PROBLEM TO WORK ON: Reproduce each line of the listing exactly.
--- Start SOURCE MATERIAL ---
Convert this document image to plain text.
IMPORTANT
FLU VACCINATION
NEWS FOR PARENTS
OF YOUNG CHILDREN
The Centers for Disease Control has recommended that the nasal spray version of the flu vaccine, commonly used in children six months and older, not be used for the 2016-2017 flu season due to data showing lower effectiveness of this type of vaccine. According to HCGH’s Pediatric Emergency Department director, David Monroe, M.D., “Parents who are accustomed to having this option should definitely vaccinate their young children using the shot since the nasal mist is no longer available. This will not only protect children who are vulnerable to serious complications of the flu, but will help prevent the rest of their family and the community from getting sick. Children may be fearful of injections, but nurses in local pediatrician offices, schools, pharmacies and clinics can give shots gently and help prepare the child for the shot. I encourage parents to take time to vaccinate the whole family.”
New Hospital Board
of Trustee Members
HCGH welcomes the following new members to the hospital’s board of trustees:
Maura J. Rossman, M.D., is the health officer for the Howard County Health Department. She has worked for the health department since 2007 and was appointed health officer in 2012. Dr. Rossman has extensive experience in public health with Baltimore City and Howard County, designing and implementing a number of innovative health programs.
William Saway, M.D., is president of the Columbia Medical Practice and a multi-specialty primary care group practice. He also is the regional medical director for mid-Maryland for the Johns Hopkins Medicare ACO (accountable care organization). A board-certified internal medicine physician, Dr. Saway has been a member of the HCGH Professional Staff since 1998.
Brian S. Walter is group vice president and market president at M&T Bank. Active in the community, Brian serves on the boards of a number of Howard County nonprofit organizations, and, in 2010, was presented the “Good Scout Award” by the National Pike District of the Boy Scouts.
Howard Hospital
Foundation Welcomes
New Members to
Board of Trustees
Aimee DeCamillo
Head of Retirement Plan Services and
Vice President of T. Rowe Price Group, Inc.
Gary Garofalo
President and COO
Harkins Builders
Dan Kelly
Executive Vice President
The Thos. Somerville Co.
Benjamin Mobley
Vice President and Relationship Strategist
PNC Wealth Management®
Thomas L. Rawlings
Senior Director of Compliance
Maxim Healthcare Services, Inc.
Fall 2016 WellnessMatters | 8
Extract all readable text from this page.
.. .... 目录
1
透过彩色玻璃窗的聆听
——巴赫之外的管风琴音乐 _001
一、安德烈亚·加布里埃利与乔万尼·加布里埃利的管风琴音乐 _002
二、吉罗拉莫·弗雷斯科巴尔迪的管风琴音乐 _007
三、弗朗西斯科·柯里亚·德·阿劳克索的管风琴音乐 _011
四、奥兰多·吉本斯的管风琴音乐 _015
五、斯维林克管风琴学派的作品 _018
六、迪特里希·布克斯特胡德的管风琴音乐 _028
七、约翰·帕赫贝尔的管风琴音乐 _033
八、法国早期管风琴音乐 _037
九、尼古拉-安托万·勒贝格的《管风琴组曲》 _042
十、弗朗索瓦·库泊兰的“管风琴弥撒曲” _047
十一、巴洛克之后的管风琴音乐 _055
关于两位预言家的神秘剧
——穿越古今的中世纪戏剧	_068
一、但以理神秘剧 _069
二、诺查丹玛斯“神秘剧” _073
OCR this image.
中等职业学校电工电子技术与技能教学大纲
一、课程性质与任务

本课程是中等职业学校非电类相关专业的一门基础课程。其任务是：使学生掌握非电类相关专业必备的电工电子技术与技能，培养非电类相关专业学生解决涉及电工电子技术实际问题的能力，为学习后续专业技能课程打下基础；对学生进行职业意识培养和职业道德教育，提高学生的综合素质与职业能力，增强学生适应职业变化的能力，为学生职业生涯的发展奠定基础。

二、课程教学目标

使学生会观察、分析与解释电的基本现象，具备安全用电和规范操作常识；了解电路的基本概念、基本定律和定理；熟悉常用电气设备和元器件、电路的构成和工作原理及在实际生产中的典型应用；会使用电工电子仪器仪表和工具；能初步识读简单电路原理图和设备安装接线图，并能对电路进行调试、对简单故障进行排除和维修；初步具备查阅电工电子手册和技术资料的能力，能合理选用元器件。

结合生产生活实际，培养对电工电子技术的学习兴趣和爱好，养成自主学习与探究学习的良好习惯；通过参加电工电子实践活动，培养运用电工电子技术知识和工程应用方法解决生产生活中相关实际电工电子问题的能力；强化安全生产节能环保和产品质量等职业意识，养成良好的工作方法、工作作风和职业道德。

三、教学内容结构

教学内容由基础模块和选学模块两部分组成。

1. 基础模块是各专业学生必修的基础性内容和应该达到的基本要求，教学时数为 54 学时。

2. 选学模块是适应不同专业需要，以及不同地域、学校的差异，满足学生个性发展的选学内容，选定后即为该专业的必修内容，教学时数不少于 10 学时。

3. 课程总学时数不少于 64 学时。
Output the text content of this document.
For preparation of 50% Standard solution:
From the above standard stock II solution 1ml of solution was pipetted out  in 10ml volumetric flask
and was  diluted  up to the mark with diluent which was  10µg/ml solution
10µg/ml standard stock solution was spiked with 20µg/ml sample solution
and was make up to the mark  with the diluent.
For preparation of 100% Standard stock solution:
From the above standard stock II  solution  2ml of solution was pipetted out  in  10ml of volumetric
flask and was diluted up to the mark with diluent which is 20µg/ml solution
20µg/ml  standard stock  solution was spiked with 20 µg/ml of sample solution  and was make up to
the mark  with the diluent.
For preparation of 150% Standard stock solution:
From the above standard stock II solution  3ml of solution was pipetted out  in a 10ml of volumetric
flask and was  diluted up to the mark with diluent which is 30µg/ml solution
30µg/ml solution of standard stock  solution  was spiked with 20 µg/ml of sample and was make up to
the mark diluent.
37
--- End SOURCE MATERIAL ---
SOLUTION FOR THIS EXERCISE:
Convert this document image to plain text.
IMPORTANT
FLU VACCINATION
NEWS FOR PARENTS
OF YOUNG CHILDREN
The Centers for Disease Control has recommended that the nasal spray version of the flu vaccine, commonly used in children six months and older, not be used for the 2016-2017 flu season due to data showing lower effectiveness of this type of vaccine. According to HCGH’s Pediatric Emergency Department director, David Monroe, M.D., “Parents who are accustomed to having this option should definitely vaccinate their young children using the shot since the nasal mist is no longer available. This will not only protect children who are vulnerable to serious complications of the flu, but will help prevent the rest of their family and the community from getting sick. Children may be fearful of injections, but nurses in local pediatrician offices, schools, pharmacies and clinics can give shots gently and help prepare the child for the shot. I encourage parents to take time to vaccinate the whole family.”
New Hospital Board
of Trustee Members
HCGH welcomes the following new members to the hospital’s board of trustees:
Maura J. Rossman, M.D., is the health officer for the Howard County Health Department. She has worked for the health department since 2007 and was appointed health officer in 2012. Dr. Rossman has extensive experience in public health with Baltimore City and Howard County, designing and implementing a number of innovative health programs.
William Saway, M.D., is president of the Columbia Medical Practice and a multi-specialty primary care group practice. He also is the regional medical director for mid-Maryland for the Johns Hopkins Medicare ACO (accountable care organization). A board-certified internal medicine physician, Dr. Saway has been a member of the HCGH Professional Staff since 1998.
Brian S. Walter is group vice president and market president at M&T Bank. Active in the community, Brian serves on the boards of a number of Howard County nonprofit organizations, and, in 2010, was presented the “Good Scout Award” by the National Pike District of the Boy Scouts.
Howard Hospital
Foundation Welcomes
New Members to
Board of Trustees
Aimee DeCamillo
Head of Retirement Plan Services and
Vice President of T. Rowe Price Group, Inc.
Gary Garofalo
President and COO
Harkins Builders
Dan Kelly
Executive Vice President
The Thos. Somerville Co.
Benjamin Mobley
Vice President and Relationship Strategist
PNC Wealth Management®
Thomas L. Rawlings
Senior Director of Compliance
Maxim Healthcare Services, Inc.
Fall 2016 WellnessMatters | 8
Extract all readable text from this page.
.. .... 目录
1
透过彩色玻璃窗的聆听
——巴赫之外的管风琴音乐 _001
一、安德烈亚·加布里埃利与乔万尼·加布里埃利的管风琴音乐 _002
二、吉罗拉莫·弗雷斯科巴尔迪的管风琴音乐 _007
三、弗朗西斯科·柯里亚·德·阿劳克索的管风琴音乐 _011
四、奥兰多·吉本斯的管风琴音乐 _015
五、斯维林克管风琴学派的作品 _018
六、迪特里希·布克斯特胡德的管风琴音乐 _028
七、约翰·帕赫贝尔的管风琴音乐 _033
八、法国早期管风琴音乐 _037
九、尼古拉-安托万·勒贝格的《管风琴组曲》 _042
十、弗朗索瓦·库泊兰的“管风琴弥撒曲” _047
十一、巴洛克之后的管风琴音乐 _055
关于两位预言家的神秘剧
——穿越古今的中世纪戏剧	_068
一、但以理神秘剧 _069
二、诺查丹玛斯“神秘剧” _073
OCR this image.
中等职业学校电工电子技术与技能教学大纲
一、课程性质与任务

本课程是中等职业学校非电类相关专业的一门基础课程。其任务是：使学生掌握非电类相关专业必备的电工电子技术与技能，培养非电类相关专业学生解决涉及电工电子技术实际问题的能力，为学习后续专业技能课程打下基础；对学生进行职业意识培养和职业道德教育，提高学生的综合素质与职业能力，增强学生适应职业变化的能力，为学生职业生涯的发展奠定基础。

二、课程教学目标

使学生会观察、分析与解释电的基本现象，具备安全用电和规范操作常识；了解电路的基本概念、基本定律和定理；熟悉常用电气设备和元器件、电路的构成和工作原理及在实际生产中的典型应用；会使用电工电子仪器仪表和工具；能初步识读简单电路原理图和设备安装接线图，并能对电路进行调试、对简单故障进行排除和维修；初步具备查阅电工电子手册和技术资料的能力，能合理选用元器件。

结合生产生活实际，培养对电工电子技术的学习兴趣和爱好，养成自主学习与探究学习的良好习惯；通过参加电工电子实践活动，培养运用电工电子技术知识和工程应用方法解决生产生活中相关实际电工电子问题的能力；强化安全生产节能环保和产品质量等职业意识，养成良好的工作方法、工作作风和职业道德。

三、教学内容结构

教学内容由基础模块和选学模块两部分组成。

1. 基础模块是各专业学生必修的基础性内容和应该达到的基本要求，教学时数为 54 学时。

2. 选学模块是适应不同专业需要，以及不同地域、学校的差异，满足学生个性发展的选学内容，选定后即为该专业的必修内容，教学时数不少于 10 学时。

3. 课程总学时数不少于 64 学时。
Output the text content of this document.
For preparation of 50% Standard solution:
From the above standard stock II solution 1ml of solution was pipetted out  in 10ml volumetric flask
and was  diluted  up to the mark with diluent which was  10µg/ml solution
10µg/ml standard stock solution was spiked with 20µg/ml sample solution
and was make up to the mark  with the diluent.
For preparation of 100% Standard stock solution:
From the above standard stock II  solution  2ml of solution was pipetted out  in  10ml of volumetric
flask and was diluted up to the mark with diluent which is 20µg/ml solution
20µg/ml  standard stock  solution was spiked with 20 µg/ml of sample solution  and was make up to
the mark  with the diluent.
For preparation of 150% Standard stock solution:
From the above standard stock II solution  3ml of solution was pipetted out  in a 10ml of volumetric
flask and was  diluted up to the mark with diluent which is 30µg/ml solution
30µg/ml solution of standard stock  solution  was spiked with 20 µg/ml of sample and was make up to
the mark diluent.
37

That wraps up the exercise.